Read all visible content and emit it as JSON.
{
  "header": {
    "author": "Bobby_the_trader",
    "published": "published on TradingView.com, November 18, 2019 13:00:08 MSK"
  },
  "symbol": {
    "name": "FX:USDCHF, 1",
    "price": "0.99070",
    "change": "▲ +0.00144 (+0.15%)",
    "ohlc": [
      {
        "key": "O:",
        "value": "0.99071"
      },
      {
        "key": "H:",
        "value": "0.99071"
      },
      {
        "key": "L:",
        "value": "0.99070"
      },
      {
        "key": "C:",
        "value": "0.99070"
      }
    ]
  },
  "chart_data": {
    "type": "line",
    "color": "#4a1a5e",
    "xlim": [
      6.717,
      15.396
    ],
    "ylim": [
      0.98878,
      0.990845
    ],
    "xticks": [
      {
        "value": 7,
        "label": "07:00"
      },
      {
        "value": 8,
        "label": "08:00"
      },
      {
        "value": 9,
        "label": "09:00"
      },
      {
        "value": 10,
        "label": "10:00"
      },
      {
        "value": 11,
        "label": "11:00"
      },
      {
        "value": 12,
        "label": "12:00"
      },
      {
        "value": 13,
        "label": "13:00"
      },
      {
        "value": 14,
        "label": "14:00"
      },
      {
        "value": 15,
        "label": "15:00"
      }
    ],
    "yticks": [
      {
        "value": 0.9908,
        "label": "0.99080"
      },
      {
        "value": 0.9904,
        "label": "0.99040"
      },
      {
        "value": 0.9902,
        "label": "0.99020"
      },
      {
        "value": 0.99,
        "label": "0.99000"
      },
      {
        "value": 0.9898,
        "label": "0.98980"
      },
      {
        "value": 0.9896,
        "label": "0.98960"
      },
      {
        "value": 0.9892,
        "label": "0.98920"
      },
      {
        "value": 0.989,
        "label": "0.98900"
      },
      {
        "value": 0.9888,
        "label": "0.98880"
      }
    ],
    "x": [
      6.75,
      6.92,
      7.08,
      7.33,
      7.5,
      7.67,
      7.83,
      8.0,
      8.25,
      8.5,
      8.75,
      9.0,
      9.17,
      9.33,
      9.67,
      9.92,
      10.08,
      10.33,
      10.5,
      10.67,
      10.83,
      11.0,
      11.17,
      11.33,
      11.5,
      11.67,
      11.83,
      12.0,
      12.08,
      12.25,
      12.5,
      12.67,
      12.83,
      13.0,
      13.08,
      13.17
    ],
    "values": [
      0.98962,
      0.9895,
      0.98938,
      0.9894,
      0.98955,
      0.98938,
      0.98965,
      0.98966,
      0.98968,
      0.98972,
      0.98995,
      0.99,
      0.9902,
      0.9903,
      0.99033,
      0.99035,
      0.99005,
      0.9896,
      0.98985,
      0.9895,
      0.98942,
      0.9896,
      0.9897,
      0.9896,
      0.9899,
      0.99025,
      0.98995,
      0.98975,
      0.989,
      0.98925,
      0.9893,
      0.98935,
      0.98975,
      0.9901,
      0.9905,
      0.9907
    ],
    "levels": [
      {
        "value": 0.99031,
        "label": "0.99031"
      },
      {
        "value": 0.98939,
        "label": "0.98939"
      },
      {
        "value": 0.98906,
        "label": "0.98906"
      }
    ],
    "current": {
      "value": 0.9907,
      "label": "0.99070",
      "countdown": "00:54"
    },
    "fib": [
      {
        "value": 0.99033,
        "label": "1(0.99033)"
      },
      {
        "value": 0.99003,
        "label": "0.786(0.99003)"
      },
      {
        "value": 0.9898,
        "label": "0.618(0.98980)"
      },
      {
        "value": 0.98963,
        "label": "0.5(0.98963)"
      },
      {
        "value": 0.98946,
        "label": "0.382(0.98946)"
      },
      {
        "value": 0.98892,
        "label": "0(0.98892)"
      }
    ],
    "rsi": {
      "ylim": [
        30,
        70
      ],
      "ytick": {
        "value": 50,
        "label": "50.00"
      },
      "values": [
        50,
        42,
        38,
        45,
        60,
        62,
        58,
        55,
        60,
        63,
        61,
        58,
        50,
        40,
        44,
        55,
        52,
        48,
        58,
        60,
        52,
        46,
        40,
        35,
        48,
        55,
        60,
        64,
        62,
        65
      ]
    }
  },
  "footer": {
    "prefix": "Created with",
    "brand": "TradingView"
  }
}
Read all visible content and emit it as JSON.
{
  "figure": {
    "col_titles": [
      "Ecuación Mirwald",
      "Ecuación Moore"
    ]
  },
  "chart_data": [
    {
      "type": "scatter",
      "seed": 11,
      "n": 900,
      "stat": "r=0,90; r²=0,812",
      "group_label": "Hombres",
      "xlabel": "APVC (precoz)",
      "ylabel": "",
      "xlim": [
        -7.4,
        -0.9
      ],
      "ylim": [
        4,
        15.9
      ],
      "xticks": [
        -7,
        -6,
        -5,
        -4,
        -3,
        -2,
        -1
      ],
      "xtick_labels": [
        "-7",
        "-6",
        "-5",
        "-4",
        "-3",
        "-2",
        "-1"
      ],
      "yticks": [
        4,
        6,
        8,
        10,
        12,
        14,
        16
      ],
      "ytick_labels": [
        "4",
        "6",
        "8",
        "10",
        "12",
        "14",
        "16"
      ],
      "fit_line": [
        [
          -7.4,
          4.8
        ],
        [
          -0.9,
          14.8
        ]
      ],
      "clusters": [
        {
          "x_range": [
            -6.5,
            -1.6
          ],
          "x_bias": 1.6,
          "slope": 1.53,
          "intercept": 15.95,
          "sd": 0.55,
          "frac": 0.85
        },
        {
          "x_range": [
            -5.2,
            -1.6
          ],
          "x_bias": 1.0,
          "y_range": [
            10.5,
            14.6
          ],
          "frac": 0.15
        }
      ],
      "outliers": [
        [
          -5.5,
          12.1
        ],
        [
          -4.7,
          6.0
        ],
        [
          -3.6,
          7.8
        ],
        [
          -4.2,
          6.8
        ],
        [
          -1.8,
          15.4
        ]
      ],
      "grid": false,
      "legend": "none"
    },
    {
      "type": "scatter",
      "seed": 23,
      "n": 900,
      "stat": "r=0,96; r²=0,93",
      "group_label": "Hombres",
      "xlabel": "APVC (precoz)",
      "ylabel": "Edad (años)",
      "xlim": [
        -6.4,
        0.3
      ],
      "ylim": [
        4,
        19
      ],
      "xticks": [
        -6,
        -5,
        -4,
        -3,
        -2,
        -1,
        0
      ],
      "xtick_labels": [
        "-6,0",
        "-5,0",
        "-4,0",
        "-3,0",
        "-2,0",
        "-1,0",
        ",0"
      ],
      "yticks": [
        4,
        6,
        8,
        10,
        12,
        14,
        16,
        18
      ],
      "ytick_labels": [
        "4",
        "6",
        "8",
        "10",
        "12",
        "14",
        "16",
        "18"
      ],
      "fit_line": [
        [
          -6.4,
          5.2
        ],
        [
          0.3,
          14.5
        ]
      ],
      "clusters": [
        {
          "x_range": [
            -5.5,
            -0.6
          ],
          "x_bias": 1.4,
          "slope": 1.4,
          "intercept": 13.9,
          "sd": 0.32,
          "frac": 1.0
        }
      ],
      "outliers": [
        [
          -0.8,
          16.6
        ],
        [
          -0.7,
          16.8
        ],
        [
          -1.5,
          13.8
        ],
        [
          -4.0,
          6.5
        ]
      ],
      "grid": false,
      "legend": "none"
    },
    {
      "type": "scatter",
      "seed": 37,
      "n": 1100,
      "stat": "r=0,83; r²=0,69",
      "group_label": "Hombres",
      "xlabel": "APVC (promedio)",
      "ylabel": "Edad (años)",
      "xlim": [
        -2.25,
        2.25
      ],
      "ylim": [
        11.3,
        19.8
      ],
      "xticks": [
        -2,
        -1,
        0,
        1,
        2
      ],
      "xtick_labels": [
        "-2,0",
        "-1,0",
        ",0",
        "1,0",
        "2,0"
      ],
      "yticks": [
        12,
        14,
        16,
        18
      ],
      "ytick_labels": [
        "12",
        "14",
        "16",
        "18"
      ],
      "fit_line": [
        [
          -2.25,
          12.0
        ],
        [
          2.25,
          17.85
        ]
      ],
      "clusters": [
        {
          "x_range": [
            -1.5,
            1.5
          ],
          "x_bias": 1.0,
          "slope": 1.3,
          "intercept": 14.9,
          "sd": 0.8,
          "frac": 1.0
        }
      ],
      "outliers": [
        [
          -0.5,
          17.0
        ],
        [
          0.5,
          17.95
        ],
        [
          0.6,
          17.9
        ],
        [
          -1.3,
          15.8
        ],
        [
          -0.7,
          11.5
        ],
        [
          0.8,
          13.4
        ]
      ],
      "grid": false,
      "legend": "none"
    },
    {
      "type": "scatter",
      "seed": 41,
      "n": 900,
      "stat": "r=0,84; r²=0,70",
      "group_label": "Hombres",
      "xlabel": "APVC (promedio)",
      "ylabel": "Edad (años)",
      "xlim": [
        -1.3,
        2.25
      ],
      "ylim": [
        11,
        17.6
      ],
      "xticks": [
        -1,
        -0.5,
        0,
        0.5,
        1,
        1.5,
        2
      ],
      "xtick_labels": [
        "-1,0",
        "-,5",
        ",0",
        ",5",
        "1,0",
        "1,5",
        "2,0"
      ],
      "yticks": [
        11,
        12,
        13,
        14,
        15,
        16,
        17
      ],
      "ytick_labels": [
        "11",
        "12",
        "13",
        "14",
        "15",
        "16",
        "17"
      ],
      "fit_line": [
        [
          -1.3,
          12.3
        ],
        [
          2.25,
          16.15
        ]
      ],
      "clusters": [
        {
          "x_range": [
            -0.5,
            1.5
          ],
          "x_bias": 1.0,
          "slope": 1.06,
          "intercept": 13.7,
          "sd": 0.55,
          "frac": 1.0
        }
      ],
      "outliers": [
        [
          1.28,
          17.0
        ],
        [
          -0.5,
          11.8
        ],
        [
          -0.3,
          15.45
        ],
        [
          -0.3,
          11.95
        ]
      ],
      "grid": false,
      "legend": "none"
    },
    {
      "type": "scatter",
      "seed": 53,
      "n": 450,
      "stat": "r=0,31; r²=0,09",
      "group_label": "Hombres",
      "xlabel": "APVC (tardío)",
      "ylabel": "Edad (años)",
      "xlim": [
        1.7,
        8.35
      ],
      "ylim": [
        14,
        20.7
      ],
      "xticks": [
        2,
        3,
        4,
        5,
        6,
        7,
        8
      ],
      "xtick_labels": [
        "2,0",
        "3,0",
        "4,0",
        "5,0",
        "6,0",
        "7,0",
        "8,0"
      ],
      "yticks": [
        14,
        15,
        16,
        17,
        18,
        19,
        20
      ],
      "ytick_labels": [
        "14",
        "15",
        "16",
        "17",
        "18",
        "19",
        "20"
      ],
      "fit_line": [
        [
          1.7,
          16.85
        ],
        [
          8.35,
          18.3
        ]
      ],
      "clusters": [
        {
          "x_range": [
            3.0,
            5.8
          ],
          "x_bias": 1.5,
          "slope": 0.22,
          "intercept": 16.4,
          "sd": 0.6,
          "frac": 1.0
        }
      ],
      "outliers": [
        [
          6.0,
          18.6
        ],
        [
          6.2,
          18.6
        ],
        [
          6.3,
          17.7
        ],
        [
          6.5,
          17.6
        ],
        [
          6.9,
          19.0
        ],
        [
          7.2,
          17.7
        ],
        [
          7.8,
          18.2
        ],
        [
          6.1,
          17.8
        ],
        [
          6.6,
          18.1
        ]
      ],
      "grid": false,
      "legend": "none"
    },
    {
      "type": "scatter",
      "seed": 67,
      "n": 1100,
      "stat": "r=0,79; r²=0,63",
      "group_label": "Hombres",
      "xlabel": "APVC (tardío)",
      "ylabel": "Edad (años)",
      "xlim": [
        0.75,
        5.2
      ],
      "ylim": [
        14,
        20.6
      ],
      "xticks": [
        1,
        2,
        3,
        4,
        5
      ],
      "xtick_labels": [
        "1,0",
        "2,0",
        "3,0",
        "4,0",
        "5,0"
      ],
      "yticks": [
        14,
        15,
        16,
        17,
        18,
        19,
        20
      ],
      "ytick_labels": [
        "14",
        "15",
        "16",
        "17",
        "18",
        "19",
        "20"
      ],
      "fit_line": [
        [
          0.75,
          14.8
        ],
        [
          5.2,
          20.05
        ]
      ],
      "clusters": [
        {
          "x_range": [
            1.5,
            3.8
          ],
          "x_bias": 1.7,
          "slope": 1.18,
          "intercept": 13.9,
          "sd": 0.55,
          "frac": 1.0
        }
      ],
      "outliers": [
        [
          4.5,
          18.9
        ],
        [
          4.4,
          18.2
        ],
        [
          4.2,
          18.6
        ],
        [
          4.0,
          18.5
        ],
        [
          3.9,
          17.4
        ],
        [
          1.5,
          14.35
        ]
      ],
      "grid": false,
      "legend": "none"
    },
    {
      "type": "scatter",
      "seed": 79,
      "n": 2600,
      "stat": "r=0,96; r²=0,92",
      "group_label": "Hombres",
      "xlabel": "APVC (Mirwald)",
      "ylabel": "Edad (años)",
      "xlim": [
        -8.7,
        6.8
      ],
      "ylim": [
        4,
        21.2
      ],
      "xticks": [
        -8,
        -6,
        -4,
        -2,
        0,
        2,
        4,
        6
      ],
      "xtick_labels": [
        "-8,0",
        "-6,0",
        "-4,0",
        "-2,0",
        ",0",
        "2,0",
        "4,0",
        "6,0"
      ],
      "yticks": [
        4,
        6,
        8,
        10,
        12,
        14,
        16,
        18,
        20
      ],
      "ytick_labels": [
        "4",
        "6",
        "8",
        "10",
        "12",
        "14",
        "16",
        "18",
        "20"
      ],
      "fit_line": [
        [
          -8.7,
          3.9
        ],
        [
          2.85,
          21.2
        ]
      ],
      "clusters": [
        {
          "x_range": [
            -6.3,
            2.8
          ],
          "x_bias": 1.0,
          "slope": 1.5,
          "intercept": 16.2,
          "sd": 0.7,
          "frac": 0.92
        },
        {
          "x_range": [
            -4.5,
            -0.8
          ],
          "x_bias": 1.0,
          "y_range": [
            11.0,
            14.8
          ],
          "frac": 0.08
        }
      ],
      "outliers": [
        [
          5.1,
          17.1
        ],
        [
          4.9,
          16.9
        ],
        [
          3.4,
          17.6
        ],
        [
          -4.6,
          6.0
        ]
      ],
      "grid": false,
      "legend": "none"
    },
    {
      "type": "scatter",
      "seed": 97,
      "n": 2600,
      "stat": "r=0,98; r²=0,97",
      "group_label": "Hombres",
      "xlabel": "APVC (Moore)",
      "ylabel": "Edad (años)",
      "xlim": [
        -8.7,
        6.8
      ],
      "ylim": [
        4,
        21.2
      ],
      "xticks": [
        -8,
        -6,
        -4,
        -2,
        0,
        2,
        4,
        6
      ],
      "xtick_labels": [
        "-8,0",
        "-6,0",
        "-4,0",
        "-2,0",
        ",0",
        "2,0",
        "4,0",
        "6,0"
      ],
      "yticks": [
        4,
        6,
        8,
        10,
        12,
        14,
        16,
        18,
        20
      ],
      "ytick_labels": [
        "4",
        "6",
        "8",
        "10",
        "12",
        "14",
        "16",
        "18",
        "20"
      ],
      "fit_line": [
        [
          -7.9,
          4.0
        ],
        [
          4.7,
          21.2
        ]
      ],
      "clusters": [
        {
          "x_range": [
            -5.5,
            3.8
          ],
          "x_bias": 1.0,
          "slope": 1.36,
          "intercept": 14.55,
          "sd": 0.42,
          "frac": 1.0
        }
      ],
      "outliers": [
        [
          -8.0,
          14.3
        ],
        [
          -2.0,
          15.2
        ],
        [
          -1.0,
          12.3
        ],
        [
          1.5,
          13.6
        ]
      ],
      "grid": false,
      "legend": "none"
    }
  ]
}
:::
● TASK
Looking at the entries above, say how many lines contain the word "TradingView". Only the number is wanted.

● WRITTEN SOLUTION
2